Without omitting anything, return the records precisely as given.

-- Start of Items --

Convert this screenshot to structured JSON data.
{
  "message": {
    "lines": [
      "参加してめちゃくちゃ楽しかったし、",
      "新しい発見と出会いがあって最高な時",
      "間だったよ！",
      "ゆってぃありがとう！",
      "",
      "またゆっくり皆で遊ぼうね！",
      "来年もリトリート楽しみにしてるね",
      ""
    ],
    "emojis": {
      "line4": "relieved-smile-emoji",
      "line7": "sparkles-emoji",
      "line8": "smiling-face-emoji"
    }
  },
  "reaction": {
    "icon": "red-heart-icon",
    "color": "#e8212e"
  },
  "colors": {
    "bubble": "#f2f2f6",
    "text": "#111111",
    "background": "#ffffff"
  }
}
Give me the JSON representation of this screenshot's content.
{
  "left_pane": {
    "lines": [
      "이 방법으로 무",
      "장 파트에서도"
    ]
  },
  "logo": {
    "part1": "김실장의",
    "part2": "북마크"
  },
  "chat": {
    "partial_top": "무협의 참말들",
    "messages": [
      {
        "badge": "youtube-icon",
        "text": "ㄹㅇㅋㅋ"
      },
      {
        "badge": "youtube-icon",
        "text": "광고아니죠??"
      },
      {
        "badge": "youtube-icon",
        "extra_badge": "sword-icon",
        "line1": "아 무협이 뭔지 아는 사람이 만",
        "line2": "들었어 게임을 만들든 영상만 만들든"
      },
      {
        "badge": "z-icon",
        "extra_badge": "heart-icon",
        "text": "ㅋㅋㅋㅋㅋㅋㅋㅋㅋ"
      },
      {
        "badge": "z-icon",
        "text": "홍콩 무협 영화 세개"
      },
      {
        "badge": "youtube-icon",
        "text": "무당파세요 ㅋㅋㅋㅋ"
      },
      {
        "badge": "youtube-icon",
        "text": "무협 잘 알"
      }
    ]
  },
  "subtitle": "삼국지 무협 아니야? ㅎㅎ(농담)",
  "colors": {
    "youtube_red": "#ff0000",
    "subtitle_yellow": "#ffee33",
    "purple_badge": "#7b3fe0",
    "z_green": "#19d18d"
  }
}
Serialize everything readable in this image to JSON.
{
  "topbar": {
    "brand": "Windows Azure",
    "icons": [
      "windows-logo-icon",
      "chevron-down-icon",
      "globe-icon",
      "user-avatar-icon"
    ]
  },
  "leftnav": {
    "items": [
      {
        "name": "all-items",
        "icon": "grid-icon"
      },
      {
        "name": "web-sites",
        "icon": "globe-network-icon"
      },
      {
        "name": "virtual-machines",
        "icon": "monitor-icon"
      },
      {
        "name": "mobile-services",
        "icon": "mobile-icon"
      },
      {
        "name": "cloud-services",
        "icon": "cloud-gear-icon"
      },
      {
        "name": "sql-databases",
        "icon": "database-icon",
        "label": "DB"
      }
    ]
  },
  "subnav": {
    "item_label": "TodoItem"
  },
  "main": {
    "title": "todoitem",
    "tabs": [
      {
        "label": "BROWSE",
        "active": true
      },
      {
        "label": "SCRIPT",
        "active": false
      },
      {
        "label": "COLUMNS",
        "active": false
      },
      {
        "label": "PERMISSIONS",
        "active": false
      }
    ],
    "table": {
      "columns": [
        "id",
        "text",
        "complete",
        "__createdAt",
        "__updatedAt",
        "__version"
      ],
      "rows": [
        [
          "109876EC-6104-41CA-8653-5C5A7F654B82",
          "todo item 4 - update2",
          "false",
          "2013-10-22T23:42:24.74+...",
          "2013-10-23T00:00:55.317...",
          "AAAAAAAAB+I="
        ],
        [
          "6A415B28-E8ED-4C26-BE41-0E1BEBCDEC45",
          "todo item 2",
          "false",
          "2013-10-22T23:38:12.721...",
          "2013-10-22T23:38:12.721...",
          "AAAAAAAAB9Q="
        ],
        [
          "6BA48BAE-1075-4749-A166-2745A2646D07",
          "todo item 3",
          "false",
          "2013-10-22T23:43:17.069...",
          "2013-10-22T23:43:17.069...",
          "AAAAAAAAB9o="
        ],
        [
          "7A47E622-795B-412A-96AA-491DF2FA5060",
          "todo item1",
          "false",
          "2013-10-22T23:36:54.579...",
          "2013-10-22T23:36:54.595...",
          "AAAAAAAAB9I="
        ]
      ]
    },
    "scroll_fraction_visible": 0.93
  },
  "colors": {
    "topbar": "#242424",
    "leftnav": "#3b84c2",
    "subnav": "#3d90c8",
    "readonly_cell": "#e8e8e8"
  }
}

-- End of Items --

**Complete answer:**
Convert this screenshot to structured JSON data.
{
  "message": {
    "lines": [
      "参加してめちゃくちゃ楽しかったし、",
      "新しい発見と出会いがあって最高な時",
      "間だったよ！",
      "ゆってぃありがとう！",
      "",
      "またゆっくり皆で遊ぼうね！",
      "来年もリトリート楽しみにしてるね",
      ""
    ],
    "emojis": {
      "line4": "relieved-smile-emoji",
      "line7": "sparkles-emoji",
      "line8": "smiling-face-emoji"
    }
  },
  "reaction": {
    "icon": "red-heart-icon",
    "color": "#e8212e"
  },
  "colors": {
    "bubble": "#f2f2f6",
    "text": "#111111",
    "background": "#ffffff"
  }
}
Give me the JSON representation of this screenshot's content.
{
  "left_pane": {
    "lines": [
      "이 방법으로 무",
      "장 파트에서도"
    ]
  },
  "logo": {
    "part1": "김실장의",
    "part2": "북마크"
  },
  "chat": {
    "partial_top": "무협의 참말들",
    "messages": [
      {
        "badge": "youtube-icon",
        "text": "ㄹㅇㅋㅋ"
      },
      {
        "badge": "youtube-icon",
        "text": "광고아니죠??"
      },
      {
        "badge": "youtube-icon",
        "extra_badge": "sword-icon",
        "line1": "아 무협이 뭔지 아는 사람이 만",
        "line2": "들었어 게임을 만들든 영상만 만들든"
      },
      {
        "badge": "z-icon",
        "extra_badge": "heart-icon",
        "text": "ㅋㅋㅋㅋㅋㅋㅋㅋㅋ"
      },
      {
        "badge": "z-icon",
        "text": "홍콩 무협 영화 세개"
      },
      {
        "badge": "youtube-icon",
        "text": "무당파세요 ㅋㅋㅋㅋ"
      },
      {
        "badge": "youtube-icon",
        "text": "무협 잘 알"
      }
    ]
  },
  "subtitle": "삼국지 무협 아니야? ㅎㅎ(농담)",
  "colors": {
    "youtube_red": "#ff0000",
    "subtitle_yellow": "#ffee33",
    "purple_badge": "#7b3fe0",
    "z_green": "#19d18d"
  }
}
Serialize everything readable in this image to JSON.
{
  "topbar": {
    "brand": "Windows Azure",
    "icons": [
      "windows-logo-icon",
      "chevron-down-icon",
      "globe-icon",
      "user-avatar-icon"
    ]
  },
  "leftnav": {
    "items": [
      {
        "name": "all-items",
        "icon": "grid-icon"
      },
      {
        "name": "web-sites",
        "icon": "globe-network-icon"
      },
      {
        "name": "virtual-machines",
        "icon": "monitor-icon"
      },
      {
        "name": "mobile-services",
        "icon": "mobile-icon"
      },
      {
        "name": "cloud-services",
        "icon": "cloud-gear-icon"
      },
      {
        "name": "sql-databases",
        "icon": "database-icon",
        "label": "DB"
      }
    ]
  },
  "subnav": {
    "item_label": "TodoItem"
  },
  "main": {
    "title": "todoitem",
    "tabs": [
      {
        "label": "BROWSE",
        "active": true
      },
      {
        "label": "SCRIPT",
        "active": false
      },
      {
        "label": "COLUMNS",
        "active": false
      },
      {
        "label": "PERMISSIONS",
        "active": false
      }
    ],
    "table": {
      "columns": [
        "id",
        "text",
        "complete",
        "__createdAt",
        "__updatedAt",
        "__version"
      ],
      "rows": [
        [
          "109876EC-6104-41CA-8653-5C5A7F654B82",
          "todo item 4 - update2",
          "false",
          "2013-10-22T23:42:24.74+...",
          "2013-10-23T00:00:55.317...",
          "AAAAAAAAB+I="
        ],
        [
          "6A415B28-E8ED-4C26-BE41-0E1BEBCDEC45",
          "todo item 2",
          "false",
          "2013-10-22T23:38:12.721...",
          "2013-10-22T23:38:12.721...",
          "AAAAAAAAB9Q="
        ],
        [
          "6BA48BAE-1075-4749-A166-2745A2646D07",
          "todo item 3",
          "false",
          "2013-10-22T23:43:17.069...",
          "2013-10-22T23:43:17.069...",
          "AAAAAAAAB9o="
        ],
        [
          "7A47E622-795B-412A-96AA-491DF2FA5060",
          "todo item1",
          "false",
          "2013-10-22T23:36:54.579...",
          "2013-10-22T23:36:54.595...",
          "AAAAAAAAB9I="
        ]
      ]
    },
    "scroll_fraction_visible": 0.93
  },
  "colors": {
    "topbar": "#242424",
    "leftnav": "#3b84c2",
    "subnav": "#3d90c8",
    "readonly_cell": "#e8e8e8"
  }
}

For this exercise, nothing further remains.